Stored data
>>

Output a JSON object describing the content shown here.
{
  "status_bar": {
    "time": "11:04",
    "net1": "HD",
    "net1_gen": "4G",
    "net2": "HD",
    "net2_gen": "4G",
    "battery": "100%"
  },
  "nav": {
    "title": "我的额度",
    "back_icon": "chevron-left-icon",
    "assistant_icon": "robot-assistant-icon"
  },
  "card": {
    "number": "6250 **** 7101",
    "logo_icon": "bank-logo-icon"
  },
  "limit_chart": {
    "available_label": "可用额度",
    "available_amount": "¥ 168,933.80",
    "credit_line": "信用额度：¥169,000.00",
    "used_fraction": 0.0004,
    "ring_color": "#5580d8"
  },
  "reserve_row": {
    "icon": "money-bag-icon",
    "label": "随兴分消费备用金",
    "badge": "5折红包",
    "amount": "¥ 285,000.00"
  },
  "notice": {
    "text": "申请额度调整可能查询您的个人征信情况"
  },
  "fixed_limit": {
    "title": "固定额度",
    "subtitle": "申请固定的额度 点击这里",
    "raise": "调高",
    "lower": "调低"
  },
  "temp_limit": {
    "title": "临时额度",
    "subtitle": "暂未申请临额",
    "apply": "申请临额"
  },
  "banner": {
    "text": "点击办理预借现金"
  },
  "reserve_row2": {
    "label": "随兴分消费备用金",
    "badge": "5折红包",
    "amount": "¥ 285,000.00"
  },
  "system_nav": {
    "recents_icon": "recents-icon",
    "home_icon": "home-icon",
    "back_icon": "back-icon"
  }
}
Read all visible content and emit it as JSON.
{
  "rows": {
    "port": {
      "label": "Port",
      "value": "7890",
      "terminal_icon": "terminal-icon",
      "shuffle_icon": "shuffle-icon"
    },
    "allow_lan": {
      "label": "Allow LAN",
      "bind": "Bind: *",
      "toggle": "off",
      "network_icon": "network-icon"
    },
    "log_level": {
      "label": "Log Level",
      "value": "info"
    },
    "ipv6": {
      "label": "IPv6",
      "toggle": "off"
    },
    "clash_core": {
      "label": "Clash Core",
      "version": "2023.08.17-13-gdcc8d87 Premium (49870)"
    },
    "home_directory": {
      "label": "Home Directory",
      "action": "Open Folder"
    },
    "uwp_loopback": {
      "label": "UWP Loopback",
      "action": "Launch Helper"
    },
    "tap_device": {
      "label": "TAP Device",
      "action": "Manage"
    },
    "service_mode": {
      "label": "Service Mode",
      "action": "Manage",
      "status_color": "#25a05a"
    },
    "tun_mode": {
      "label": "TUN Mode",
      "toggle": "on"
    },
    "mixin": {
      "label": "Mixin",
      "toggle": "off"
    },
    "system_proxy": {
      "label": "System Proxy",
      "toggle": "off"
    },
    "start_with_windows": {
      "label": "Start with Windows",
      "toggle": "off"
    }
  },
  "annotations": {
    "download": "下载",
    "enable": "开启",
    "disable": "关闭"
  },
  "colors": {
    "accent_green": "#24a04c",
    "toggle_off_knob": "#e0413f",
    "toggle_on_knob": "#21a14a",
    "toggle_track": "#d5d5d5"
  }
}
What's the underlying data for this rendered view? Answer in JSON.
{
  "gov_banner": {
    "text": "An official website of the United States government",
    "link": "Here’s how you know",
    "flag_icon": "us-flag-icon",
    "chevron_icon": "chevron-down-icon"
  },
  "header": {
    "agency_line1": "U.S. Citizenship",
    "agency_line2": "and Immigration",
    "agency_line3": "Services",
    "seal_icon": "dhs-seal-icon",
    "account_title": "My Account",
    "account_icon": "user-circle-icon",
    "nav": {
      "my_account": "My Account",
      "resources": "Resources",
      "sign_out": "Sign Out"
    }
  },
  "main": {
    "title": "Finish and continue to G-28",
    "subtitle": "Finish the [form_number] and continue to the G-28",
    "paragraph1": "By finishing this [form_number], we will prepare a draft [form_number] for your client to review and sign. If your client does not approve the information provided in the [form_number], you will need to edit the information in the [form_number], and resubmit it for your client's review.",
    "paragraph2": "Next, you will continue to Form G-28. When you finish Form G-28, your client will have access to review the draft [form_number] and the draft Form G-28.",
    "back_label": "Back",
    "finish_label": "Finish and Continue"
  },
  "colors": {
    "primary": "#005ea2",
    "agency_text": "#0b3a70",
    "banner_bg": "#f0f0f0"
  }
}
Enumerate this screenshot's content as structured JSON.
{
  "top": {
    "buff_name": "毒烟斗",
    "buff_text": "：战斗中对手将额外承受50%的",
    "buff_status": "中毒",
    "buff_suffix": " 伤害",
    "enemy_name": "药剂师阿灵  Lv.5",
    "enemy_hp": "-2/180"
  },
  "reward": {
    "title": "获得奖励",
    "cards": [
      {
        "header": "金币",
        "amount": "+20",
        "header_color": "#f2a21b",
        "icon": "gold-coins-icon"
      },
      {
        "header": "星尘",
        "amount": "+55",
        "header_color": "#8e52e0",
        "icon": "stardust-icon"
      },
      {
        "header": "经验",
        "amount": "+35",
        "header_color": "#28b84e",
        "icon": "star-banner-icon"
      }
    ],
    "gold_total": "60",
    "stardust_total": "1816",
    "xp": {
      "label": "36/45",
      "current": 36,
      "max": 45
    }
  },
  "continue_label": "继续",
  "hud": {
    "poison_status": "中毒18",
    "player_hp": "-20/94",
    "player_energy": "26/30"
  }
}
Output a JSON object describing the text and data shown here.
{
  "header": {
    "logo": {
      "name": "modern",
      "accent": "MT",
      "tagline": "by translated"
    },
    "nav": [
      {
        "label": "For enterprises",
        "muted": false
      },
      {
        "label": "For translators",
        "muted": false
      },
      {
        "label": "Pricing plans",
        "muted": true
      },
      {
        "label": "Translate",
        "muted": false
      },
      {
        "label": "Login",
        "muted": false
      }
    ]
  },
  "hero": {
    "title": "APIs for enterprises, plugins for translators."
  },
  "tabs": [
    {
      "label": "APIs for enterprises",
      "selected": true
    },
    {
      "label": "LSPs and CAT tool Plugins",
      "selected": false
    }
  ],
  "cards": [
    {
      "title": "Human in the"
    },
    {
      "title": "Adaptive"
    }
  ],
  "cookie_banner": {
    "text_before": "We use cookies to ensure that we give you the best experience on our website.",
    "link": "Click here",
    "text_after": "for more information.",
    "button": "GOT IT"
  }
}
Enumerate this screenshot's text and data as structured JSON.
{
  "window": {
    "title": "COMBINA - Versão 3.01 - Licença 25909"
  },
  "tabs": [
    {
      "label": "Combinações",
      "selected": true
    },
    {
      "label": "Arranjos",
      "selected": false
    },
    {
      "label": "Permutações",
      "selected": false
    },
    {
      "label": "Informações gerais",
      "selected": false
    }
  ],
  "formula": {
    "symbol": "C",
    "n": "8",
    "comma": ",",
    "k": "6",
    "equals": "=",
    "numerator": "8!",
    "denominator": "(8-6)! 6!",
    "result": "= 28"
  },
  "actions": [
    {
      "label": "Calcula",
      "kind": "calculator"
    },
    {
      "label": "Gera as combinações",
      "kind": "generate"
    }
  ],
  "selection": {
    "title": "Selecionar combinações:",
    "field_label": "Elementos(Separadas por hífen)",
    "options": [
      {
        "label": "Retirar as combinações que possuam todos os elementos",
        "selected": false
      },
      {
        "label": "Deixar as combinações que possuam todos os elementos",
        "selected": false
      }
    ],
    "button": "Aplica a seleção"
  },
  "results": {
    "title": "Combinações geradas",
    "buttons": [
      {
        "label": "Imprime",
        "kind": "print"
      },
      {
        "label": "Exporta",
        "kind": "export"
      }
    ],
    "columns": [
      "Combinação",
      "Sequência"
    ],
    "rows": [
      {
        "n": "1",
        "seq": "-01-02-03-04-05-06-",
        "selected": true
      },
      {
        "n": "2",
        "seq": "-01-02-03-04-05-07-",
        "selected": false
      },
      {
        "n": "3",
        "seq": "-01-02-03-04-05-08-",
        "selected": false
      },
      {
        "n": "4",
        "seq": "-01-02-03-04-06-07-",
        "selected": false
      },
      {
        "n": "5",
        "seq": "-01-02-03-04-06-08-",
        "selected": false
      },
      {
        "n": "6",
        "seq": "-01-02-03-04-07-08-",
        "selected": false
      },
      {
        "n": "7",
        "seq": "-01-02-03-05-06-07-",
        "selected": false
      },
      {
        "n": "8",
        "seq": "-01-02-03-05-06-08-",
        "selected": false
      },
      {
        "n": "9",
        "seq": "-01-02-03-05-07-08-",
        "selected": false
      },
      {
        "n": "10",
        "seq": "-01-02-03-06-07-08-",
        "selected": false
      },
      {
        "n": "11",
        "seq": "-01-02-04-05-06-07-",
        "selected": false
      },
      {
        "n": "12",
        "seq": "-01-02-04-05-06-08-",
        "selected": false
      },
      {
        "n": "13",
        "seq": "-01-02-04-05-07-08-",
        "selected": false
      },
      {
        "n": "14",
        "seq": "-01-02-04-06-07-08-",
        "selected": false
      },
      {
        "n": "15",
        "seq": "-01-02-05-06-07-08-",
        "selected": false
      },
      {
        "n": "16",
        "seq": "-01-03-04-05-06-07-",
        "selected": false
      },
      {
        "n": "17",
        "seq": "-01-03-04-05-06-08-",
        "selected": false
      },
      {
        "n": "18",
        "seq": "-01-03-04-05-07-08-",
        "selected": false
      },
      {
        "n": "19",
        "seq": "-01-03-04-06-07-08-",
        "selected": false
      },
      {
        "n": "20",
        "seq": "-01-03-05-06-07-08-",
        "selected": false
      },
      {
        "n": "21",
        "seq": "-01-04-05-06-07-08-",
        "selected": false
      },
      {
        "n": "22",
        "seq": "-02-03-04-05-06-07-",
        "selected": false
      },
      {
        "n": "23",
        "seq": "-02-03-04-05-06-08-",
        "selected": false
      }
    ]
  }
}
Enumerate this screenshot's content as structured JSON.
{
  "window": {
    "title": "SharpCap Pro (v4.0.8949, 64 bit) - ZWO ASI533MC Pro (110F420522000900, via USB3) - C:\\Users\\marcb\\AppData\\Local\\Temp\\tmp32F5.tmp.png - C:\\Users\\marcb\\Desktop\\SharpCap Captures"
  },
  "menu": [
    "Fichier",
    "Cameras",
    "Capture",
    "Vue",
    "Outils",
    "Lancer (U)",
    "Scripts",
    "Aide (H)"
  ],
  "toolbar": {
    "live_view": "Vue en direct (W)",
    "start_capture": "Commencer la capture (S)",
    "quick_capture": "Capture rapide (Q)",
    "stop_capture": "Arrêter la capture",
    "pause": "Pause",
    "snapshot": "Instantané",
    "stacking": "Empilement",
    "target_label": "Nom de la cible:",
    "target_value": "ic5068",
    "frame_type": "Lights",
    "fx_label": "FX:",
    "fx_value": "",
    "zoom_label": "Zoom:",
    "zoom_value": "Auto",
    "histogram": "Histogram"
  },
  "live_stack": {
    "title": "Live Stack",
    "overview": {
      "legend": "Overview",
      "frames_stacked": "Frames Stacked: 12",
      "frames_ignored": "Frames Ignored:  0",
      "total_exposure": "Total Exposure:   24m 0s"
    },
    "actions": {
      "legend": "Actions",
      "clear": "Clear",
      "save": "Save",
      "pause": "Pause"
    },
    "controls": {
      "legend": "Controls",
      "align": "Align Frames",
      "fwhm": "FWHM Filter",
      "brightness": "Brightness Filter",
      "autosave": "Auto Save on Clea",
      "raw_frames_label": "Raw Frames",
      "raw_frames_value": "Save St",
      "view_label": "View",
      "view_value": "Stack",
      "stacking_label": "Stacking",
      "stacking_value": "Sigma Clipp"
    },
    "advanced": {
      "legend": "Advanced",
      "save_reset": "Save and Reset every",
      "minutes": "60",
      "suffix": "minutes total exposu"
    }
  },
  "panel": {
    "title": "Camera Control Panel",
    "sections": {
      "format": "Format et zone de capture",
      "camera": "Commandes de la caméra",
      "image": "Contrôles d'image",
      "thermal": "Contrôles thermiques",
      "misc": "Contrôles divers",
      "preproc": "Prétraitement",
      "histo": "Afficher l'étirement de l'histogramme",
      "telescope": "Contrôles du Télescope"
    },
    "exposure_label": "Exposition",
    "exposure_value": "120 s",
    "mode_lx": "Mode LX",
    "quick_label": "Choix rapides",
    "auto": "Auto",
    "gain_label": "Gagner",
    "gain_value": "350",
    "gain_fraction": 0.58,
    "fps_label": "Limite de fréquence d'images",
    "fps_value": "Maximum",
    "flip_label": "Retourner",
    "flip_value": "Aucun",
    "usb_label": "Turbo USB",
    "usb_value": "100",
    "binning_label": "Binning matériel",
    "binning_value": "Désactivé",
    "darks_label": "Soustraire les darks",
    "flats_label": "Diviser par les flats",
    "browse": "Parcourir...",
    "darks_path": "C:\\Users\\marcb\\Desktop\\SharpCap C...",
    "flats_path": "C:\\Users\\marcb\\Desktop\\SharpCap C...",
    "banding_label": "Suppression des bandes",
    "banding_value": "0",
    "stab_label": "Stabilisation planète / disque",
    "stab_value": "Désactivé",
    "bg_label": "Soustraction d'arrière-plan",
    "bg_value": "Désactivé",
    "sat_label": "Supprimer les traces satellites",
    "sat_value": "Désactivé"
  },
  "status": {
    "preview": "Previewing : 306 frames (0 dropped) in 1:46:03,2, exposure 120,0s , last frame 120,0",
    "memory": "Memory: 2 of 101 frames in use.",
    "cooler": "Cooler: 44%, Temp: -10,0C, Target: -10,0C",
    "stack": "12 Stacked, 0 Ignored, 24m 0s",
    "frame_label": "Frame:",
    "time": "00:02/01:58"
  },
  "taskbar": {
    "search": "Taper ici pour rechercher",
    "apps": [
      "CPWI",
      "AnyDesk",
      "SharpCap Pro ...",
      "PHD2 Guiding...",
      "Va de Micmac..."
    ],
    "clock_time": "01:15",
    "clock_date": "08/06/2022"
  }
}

<<

▶ Problem details
Copy all lines above containing the string "Stacked".

▶ Correct result
      "frames_stacked": "Frames Stacked: 12",
    "stack": "12 Stacked, 0 Ignored, 24m 0s",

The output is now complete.